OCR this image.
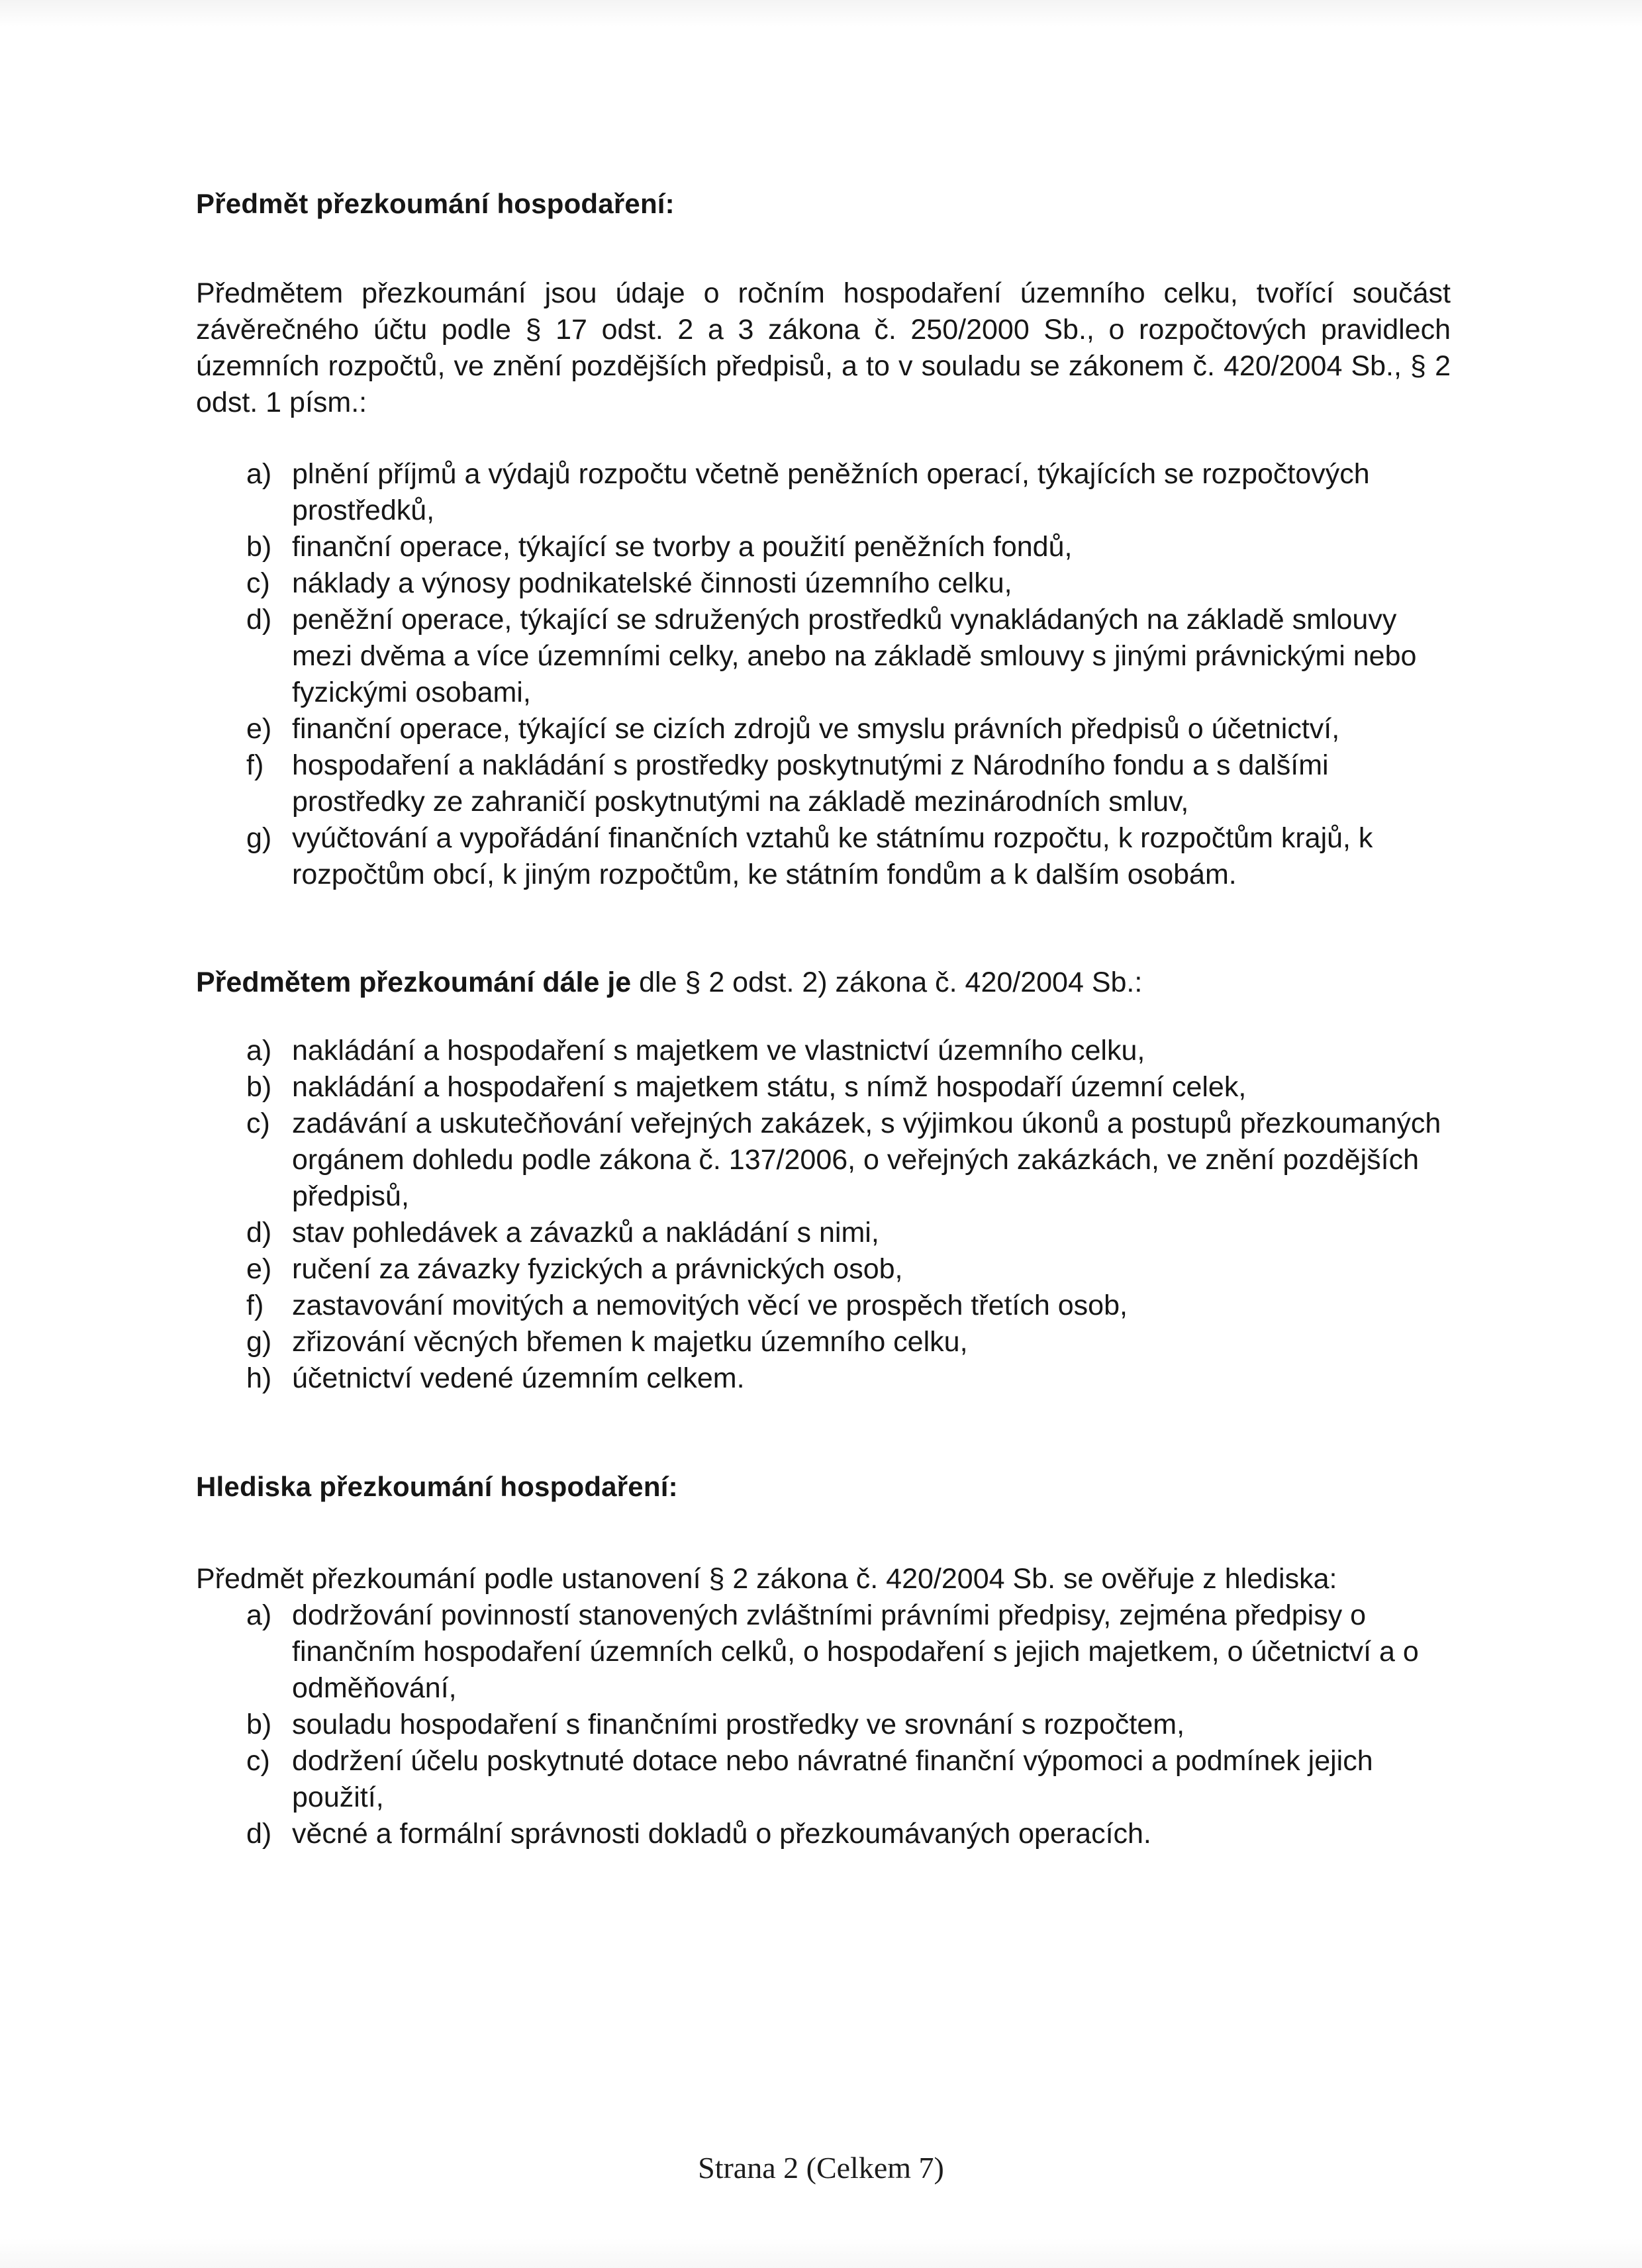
Předmět přezkoumání hospodaření:

Předmětem přezkoumání jsou údaje o ročním hospodaření územního celku, tvořící součást závěrečného účtu podle § 17 odst. 2 a 3 zákona č. 250/2000 Sb., o rozpočtových pravidlech územních rozpočtů, ve znění pozdějších předpisů, a to v souladu se zákonem č. 420/2004 Sb., § 2 odst. 1 písm.:

a) plnění příjmů a výdajů rozpočtu včetně peněžních operací, týkajících se rozpočtových prostředků,
b) finanční operace, týkající se tvorby a použití peněžních fondů,
c) náklady a výnosy podnikatelské činnosti územního celku,
d) peněžní operace, týkající se sdružených prostředků vynakládaných na základě smlouvy mezi dvěma a více územními celky, anebo na základě smlouvy s jinými právnickými nebo fyzickými osobami,
e) finanční operace, týkající se cizích zdrojů ve smyslu právních předpisů o účetnictví,
f) hospodaření a nakládání s prostředky poskytnutými z Národního fondu a s dalšími prostředky ze zahraničí poskytnutými na základě mezinárodních smluv,
g) vyúčtování a vypořádání finančních vztahů ke státnímu rozpočtu, k rozpočtům krajů, k rozpočtům obcí, k jiným rozpočtům, ke státním fondům a k dalším osobám.

Předmětem přezkoumání dále je dle § 2 odst. 2) zákona č. 420/2004 Sb.:

a) nakládání a hospodaření s majetkem ve vlastnictví územního celku,
b) nakládání a hospodaření s majetkem státu, s nímž hospodaří územní celek,
c) zadávání a uskutečňování veřejných zakázek, s výjimkou úkonů a postupů přezkoumaných orgánem dohledu podle zákona č. 137/2006, o veřejných zakázkách, ve znění pozdějších předpisů,
d) stav pohledávek a závazků a nakládání s nimi,
e) ručení za závazky fyzických a právnických osob,
f) zastavování movitých a nemovitých věcí ve prospěch třetích osob,
g) zřizování věcných břemen k majetku územního celku,
h) účetnictví vedené územním celkem.
Hlediska přezkoumání hospodaření:

Předmět přezkoumání podle ustanovení § 2 zákona č. 420/2004 Sb. se ověřuje z hlediska:

a) dodržování povinností stanovených zvláštními právními předpisy, zejména předpisy o finančním hospodaření územních celků, o hospodaření s jejich majetkem, o účetnictví a o odměňování,
b) souladu hospodaření s finančními prostředky ve srovnání s rozpočtem,
c) dodržení účelu poskytnuté dotace nebo návratné finanční výpomoci a podmínek jejich použití,
d) věcné a formální správnosti dokladů o přezkoumávaných operacích.
Strana 2 (Celkem 7)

....

Task to complete:
List each line holding the string "majetkem".

Solution to the problem:
a) nakládání a hospodaření s majetkem ve vlastnictví územního celku,
b) nakládání a hospodaření s majetkem státu, s nímž hospodaří územní celek,
a) dodržování povinností stanovených zvláštními právními předpisy, zejména předpisy o finančním hospodaření územních celků, o hospodaření s jejich majetkem, o účetnictví a o odměňování,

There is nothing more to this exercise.